PROVIDED RECORDS |

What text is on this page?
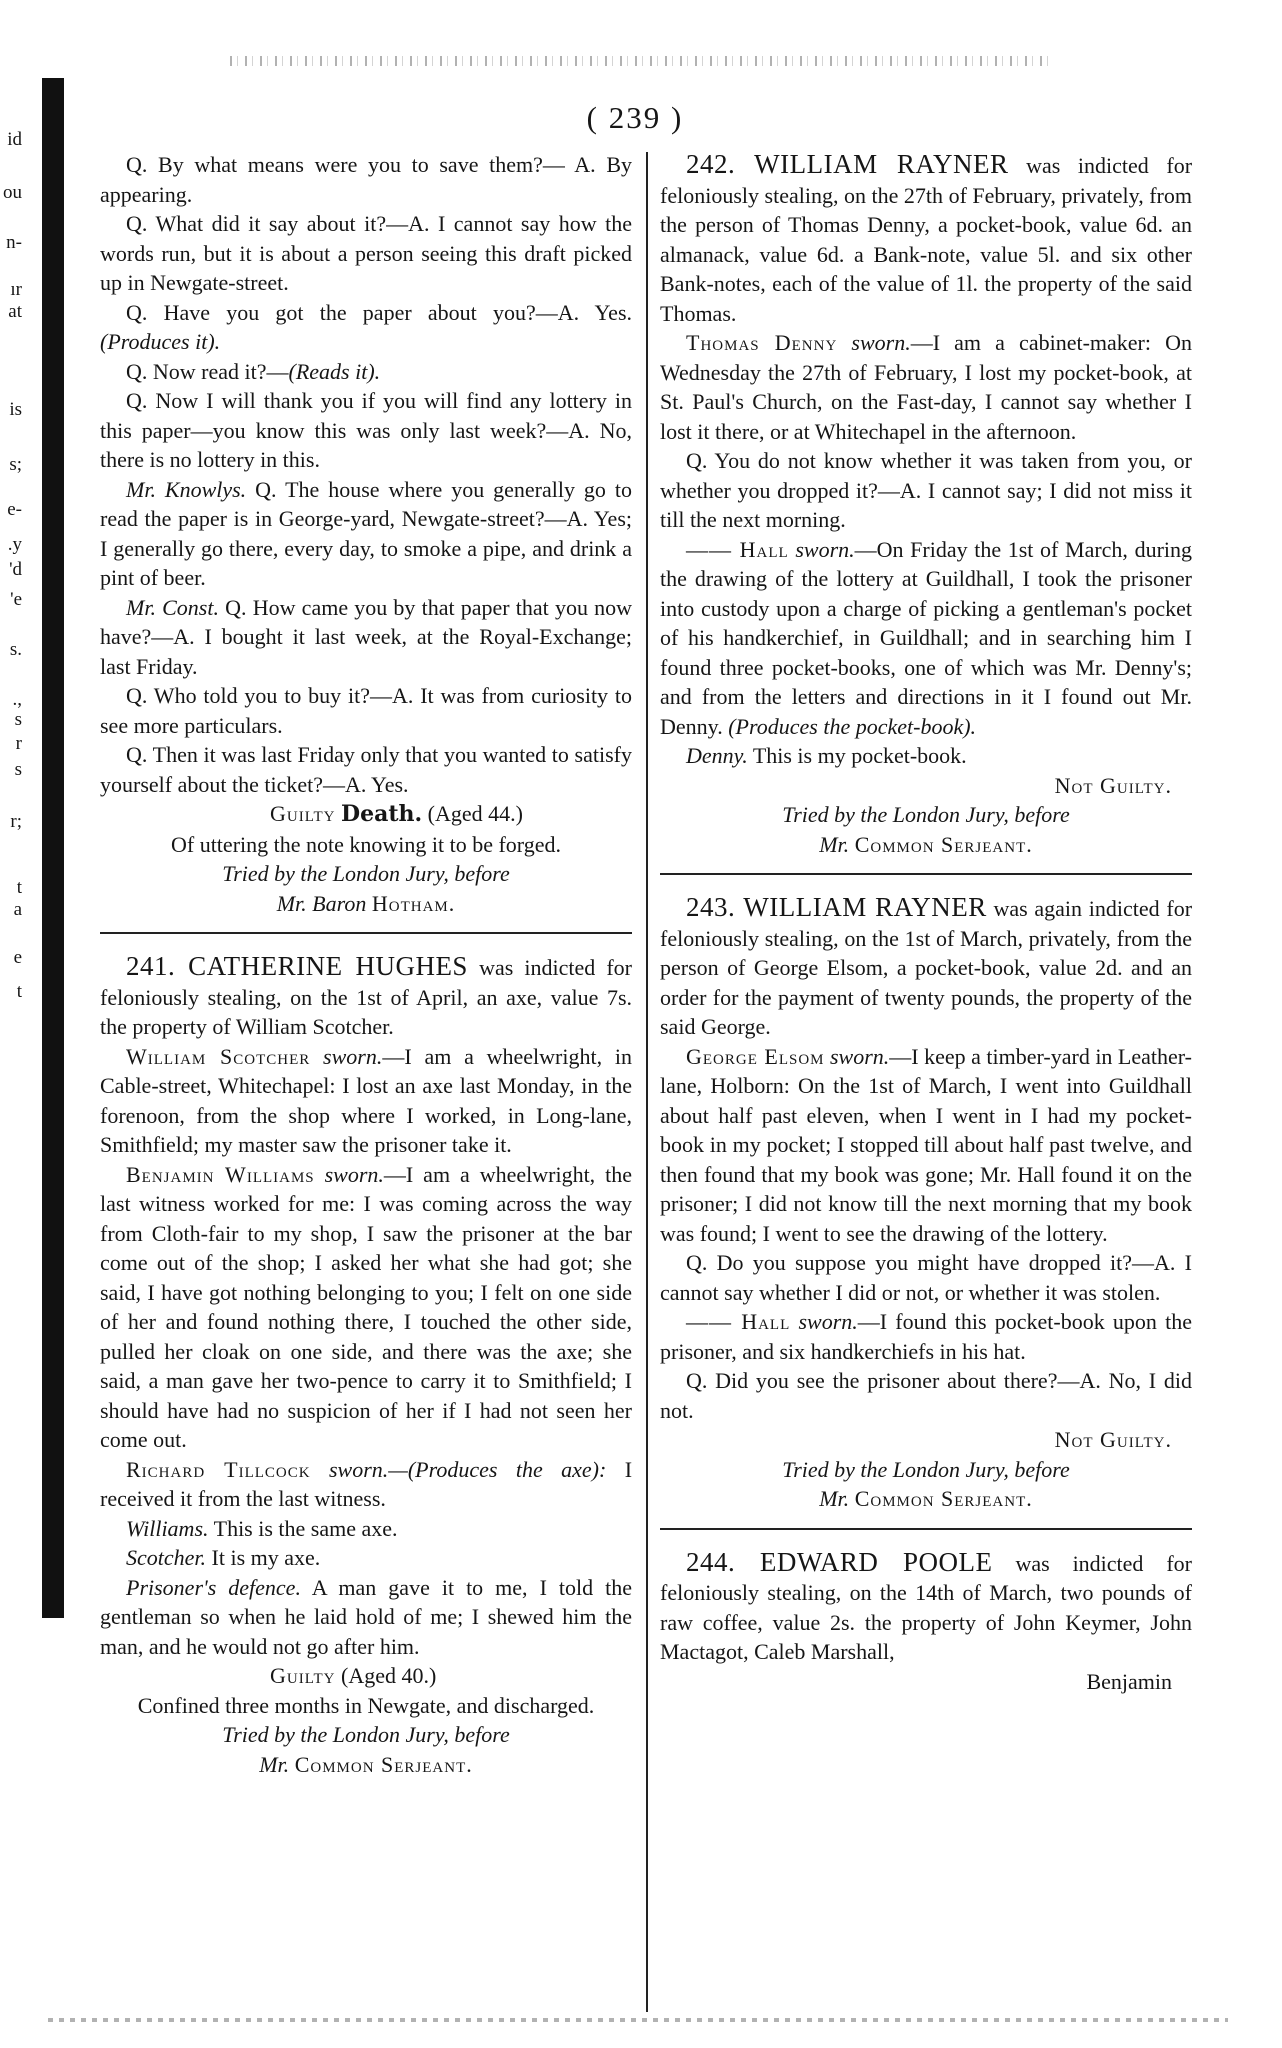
id
ou
n-
ır
at
is
s;
e-
.y
'd
'e
s.
.,
s
r
s
r;
t
a
e
t
( 239 )

Q. By what means were you to save them?— A. By appearing.

Q. What did it say about it?—A. I cannot say how the words run, but it is about a person seeing this draft picked up in Newgate-street.

Q. Have you got the paper about you?—A. Yes. (Produces it).

Q. Now read it?—(Reads it).

Q. Now I will thank you if you will find any lottery in this paper—you know this was only last week?—A. No, there is no lottery in this.

Mr. Knowlys. Q. The house where you generally go to read the paper is in George-yard, Newgate-street?—A. Yes; I generally go there, every day, to smoke a pipe, and drink a pint of beer.

Mr. Const. Q. How came you by that paper that you now have?—A. I bought it last week, at the Royal-Exchange; last Friday.

Q. Who told you to buy it?—A. It was from curiosity to see more particulars.

Q. Then it was last Friday only that you wanted to satisfy yourself about the ticket?—A. Yes.

Guilty Death. (Aged 44.)

Of uttering the note knowing it to be forged.

Tried by the London Jury, before

Mr. Baron Hotham.

241. CATHERINE HUGHES was indicted for feloniously stealing, on the 1st of April, an axe, value 7s. the property of William Scotcher.

William Scotcher sworn.—I am a wheelwright, in Cable-street, Whitechapel: I lost an axe last Monday, in the forenoon, from the shop where I worked, in Long-lane, Smithfield; my master saw the prisoner take it.

Benjamin Williams sworn.—I am a wheelwright, the last witness worked for me: I was coming across the way from Cloth-fair to my shop, I saw the prisoner at the bar come out of the shop; I asked her what she had got; she said, I have got nothing belonging to you; I felt on one side of her and found nothing there, I touched the other side, pulled her cloak on one side, and there was the axe; she said, a man gave her two-pence to carry it to Smithfield; I should have had no suspicion of her if I had not seen her come out.

Richard Tillcock sworn.—(Produces the axe): I received it from the last witness.

Williams. This is the same axe.

Scotcher. It is my axe.

Prisoner's defence. A man gave it to me, I told the gentleman so when he laid hold of me; I shewed him the man, and he would not go after him.

Guilty (Aged 40.)

Confined three months in Newgate, and discharged.

Tried by the London Jury, before

Mr. Common Serjeant.

242. WILLIAM RAYNER was indicted for feloniously stealing, on the 27th of February, privately, from the person of Thomas Denny, a pocket-book, value 6d. an almanack, value 6d. a Bank-note, value 5l. and six other Bank-notes, each of the value of 1l. the property of the said Thomas.

Thomas Denny sworn.—I am a cabinet-maker: On Wednesday the 27th of February, I lost my pocket-book, at St. Paul's Church, on the Fast-day, I cannot say whether I lost it there, or at Whitechapel in the afternoon.

Q. You do not know whether it was taken from you, or whether you dropped it?—A. I cannot say; I did not miss it till the next morning.

—— Hall sworn.—On Friday the 1st of March, during the drawing of the lottery at Guildhall, I took the prisoner into custody upon a charge of picking a gentleman's pocket of his handkerchief, in Guildhall; and in searching him I found three pocket-books, one of which was Mr. Denny's; and from the letters and directions in it I found out Mr. Denny. (Produces the pocket-book).

Denny. This is my pocket-book.

Not Guilty.

Tried by the London Jury, before

Mr. Common Serjeant.

243. WILLIAM RAYNER was again indicted for feloniously stealing, on the 1st of March, privately, from the person of George Elsom, a pocket-book, value 2d. and an order for the payment of twenty pounds, the property of the said George.

George Elsom sworn.—I keep a timber-yard in Leather-lane, Holborn: On the 1st of March, I went into Guildhall about half past eleven, when I went in I had my pocket-book in my pocket; I stopped till about half past twelve, and then found that my book was gone; Mr. Hall found it on the prisoner; I did not know till the next morning that my book was found; I went to see the drawing of the lottery.

Q. Do you suppose you might have dropped it?—A. I cannot say whether I did or not, or whether it was stolen.

—— Hall sworn.—I found this pocket-book upon the prisoner, and six handkerchiefs in his hat.

Q. Did you see the prisoner about there?—A. No, I did not.

Not Guilty.

Tried by the London Jury, before

Mr. Common Serjeant.

244. EDWARD POOLE was indicted for feloniously stealing, on the 14th of March, two pounds of raw coffee, value 2s. the property of John Keymer, John Mactagot, Caleb Marshall,

Benjamin
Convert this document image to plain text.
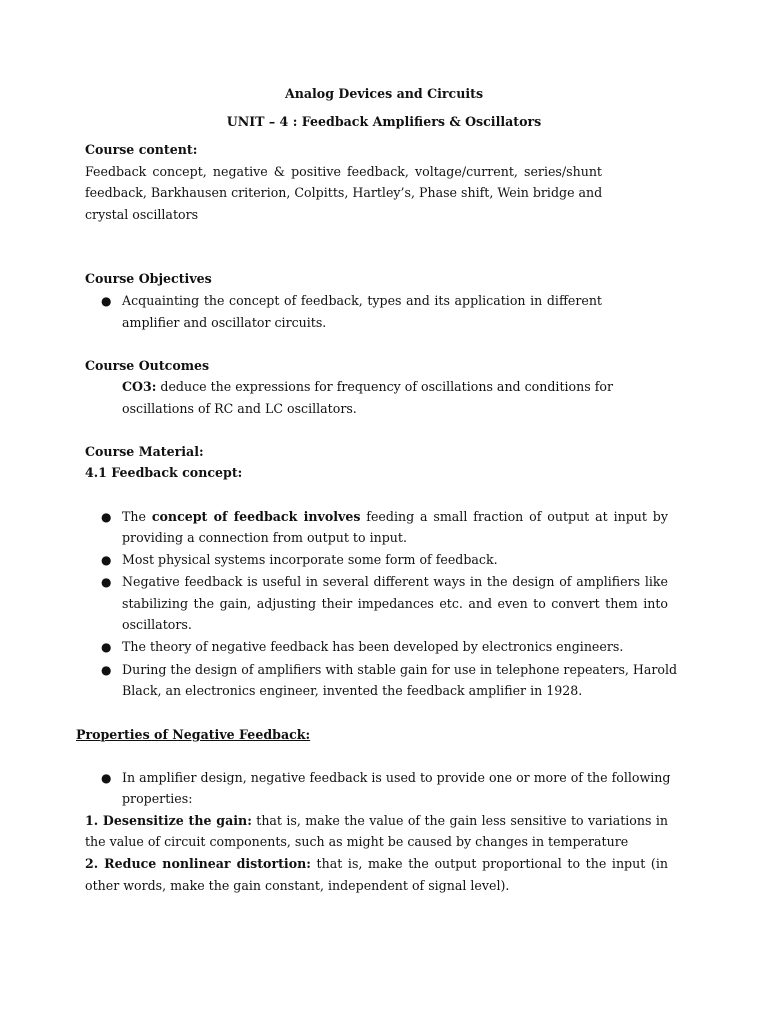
Analog Devices and Circuits
UNIT – 4 : Feedback Amplifiers & Oscillators
Course content:
Feedback concept, negative & positive feedback, voltage/current, series/shunt
feedback, Barkhausen criterion, Colpitts, Hartley’s, Phase shift, Wein bridge and
crystal oscillators
Course Objectives
● Acquainting the concept of feedback, types and its application in different
amplifier and oscillator circuits.
Course Outcomes
CO3: deduce the expressions for frequency of oscillations and conditions for
oscillations of RC and LC oscillators.
Course Material:
4.1 Feedback concept:
● The concept of feedback involves feeding a small fraction of output at input by
providing a connection from output to input.
● Most physical systems incorporate some form of feedback.
● Negative feedback is useful in several different ways in the design of amplifiers like
stabilizing the gain, adjusting their impedances etc. and even to convert them into
oscillators.
● The theory of negative feedback has been developed by electronics engineers.
● During the design of amplifiers with stable gain for use in telephone repeaters, Harold
Black, an electronics engineer, invented the feedback amplifier in 1928.
Properties of Negative Feedback:
● In amplifier design, negative feedback is used to provide one or more of the following
properties:
1. Desensitize the gain: that is, make the value of the gain less sensitive to variations in
the value of circuit components, such as might be caused by changes in temperature
2. Reduce nonlinear distortion: that is, make the output proportional to the input (in
other words, make the gain constant, independent of signal level).
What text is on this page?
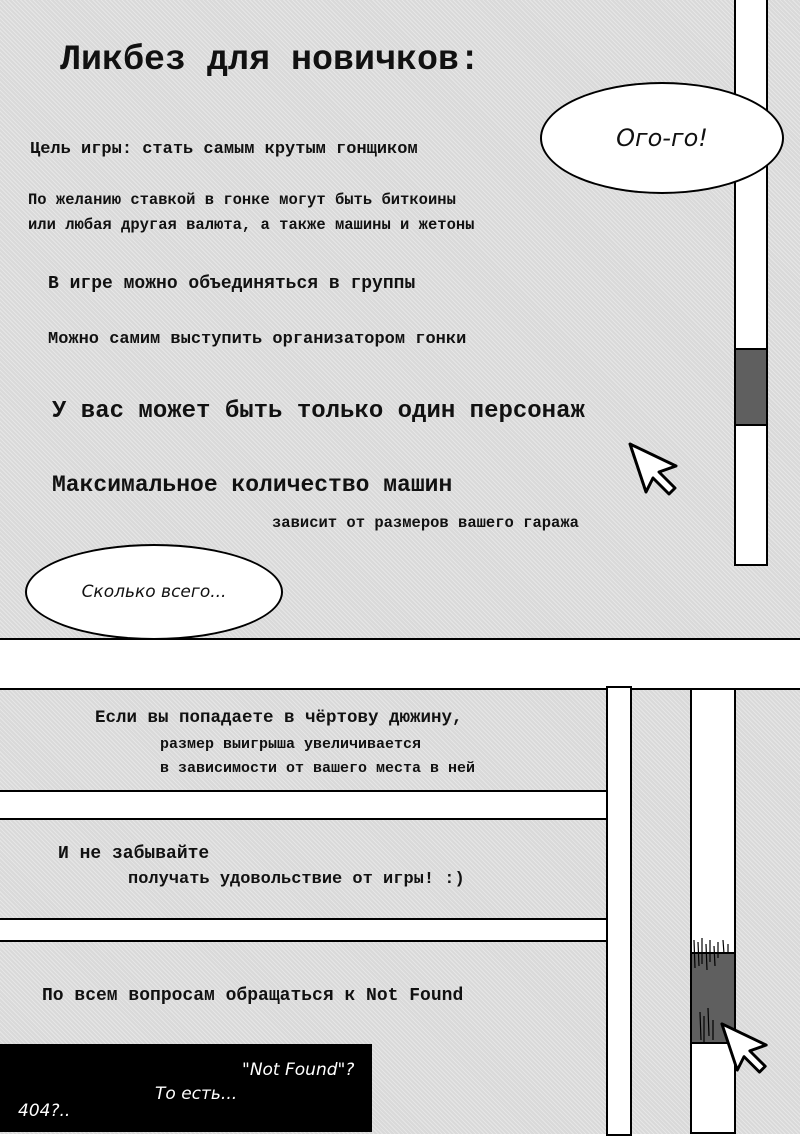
Ликбез для новичков:
Цель игры: стать самым крутым гонщиком
По желанию ставкой в гонке могут быть биткоины
или любая другая валюта, а также машины и жетоны
В игре можно объединяться в группы
Можно самим выступить организатором гонки
У вас может быть только один персонаж
Максимальное количество машин
зависит от размеров вашего гаража
Ого-го!
Сколько всего...
Если вы попадаете в чёртову дюжину,
размер выигрыша увеличивается
в зависимости от вашего места в ней
И не забывайте
получать удовольствие от игры! :)
По всем вопросам обращаться к Not Found
"Not Found"?
То есть...
404?..
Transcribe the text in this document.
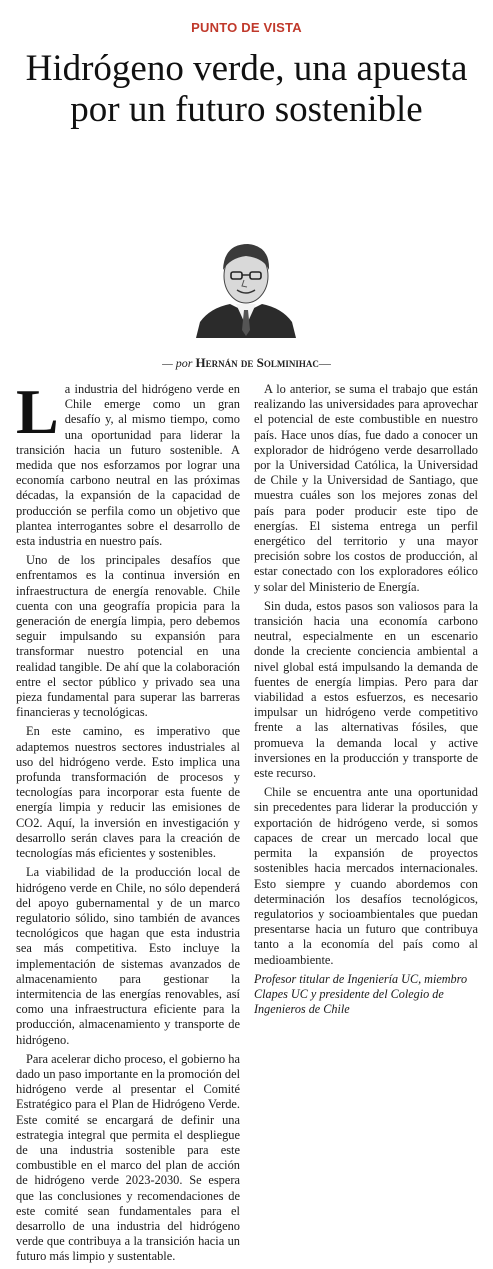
PUNTO DE VISTA
Hidrógeno verde, una apuesta por un futuro sostenible
— por Hernán de Solminihac—

La industria del hidrógeno verde en Chile emerge como un gran desafío y, al mismo tiempo, como una oportunidad para liderar la transición hacia un futuro sostenible. A medida que nos esforzamos por lograr una economía carbono neutral en las próximas décadas, la expansión de la capacidad de producción se perfila como un objetivo que plantea interrogantes sobre el desarrollo de esta industria en nuestro país.

Uno de los principales desafíos que enfrentamos es la continua inversión en infraestructura de energía renovable. Chile cuenta con una geografía propicia para la generación de energía limpia, pero debemos seguir impulsando su expansión para transformar nuestro potencial en una realidad tangible. De ahí que la colaboración entre el sector público y privado sea una pieza fundamental para superar las barreras financieras y tecnológicas.

En este camino, es imperativo que adaptemos nuestros sectores industriales al uso del hidrógeno verde. Esto implica una profunda transformación de procesos y tecnologías para incorporar esta fuente de energía limpia y reducir las emisiones de CO2. Aquí, la inversión en investigación y desarrollo serán claves para la creación de tecnologías más eficientes y sostenibles.

La viabilidad de la producción local de hidrógeno verde en Chile, no sólo dependerá del apoyo gubernamental y de un marco regulatorio sólido, sino también de avances tecnológicos que hagan que esta industria sea más competitiva. Esto incluye la implementación de sistemas avanzados de almacenamiento para gestionar la intermitencia de las energías renovables, así como una infraestructura eficiente para la producción, almacenamiento y transporte de hidrógeno.

Para acelerar dicho proceso, el gobierno ha dado un paso importante en la promoción del hidrógeno verde al presentar el Comité Estratégico para el Plan de Hidrógeno Verde. Este comité se encargará de definir una estrategia integral que permita el despliegue de una industria sostenible para este combustible en el marco del plan de acción de hidrógeno verde 2023-2030. Se espera que las conclusiones y recomendaciones de este comité sean fundamentales para el desarrollo de una industria del hidrógeno verde que contribuya a la transición hacia un futuro más limpio y sustentable.

A lo anterior, se suma el trabajo que están realizando las universidades para aprovechar el potencial de este combustible en nuestro país. Hace unos días, fue dado a conocer un explorador de hidrógeno verde desarrollado por la Universidad Católica, la Universidad de Chile y la Universidad de Santiago, que muestra cuáles son los mejores zonas del país para poder producir este tipo de energías. El sistema entrega un perfil energético del territorio y una mayor precisión sobre los costos de producción, al estar conectado con los exploradores eólico y solar del Ministerio de Energía.

Sin duda, estos pasos son valiosos para la transición hacia una economía carbono neutral, especialmente en un escenario donde la creciente conciencia ambiental a nivel global está impulsando la demanda de fuentes de energía limpias. Pero para dar viabilidad a estos esfuerzos, es necesario impulsar un hidrógeno verde competitivo frente a las alternativas fósiles, que promueva la demanda local y active inversiones en la producción y transporte de este recurso.

Chile se encuentra ante una oportunidad sin precedentes para liderar la producción y exportación de hidrógeno verde, si somos capaces de crear un mercado local que permita la expansión de proyectos sostenibles hacia mercados internacionales. Esto siempre y cuando abordemos con determinación los desafíos tecnológicos, regulatorios y socioambientales que puedan presentarse hacia un futuro que contribuya tanto a la economía del país como al medioambiente.

Profesor titular de Ingeniería UC, miembro Clapes UC y presidente del Colegio de Ingenieros de Chile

YOUR INSTRUCTIONS | For the listing above, give the number of lines in which the string "concept" occurs, and nothing else.

EXERCISE OUTPUT | 4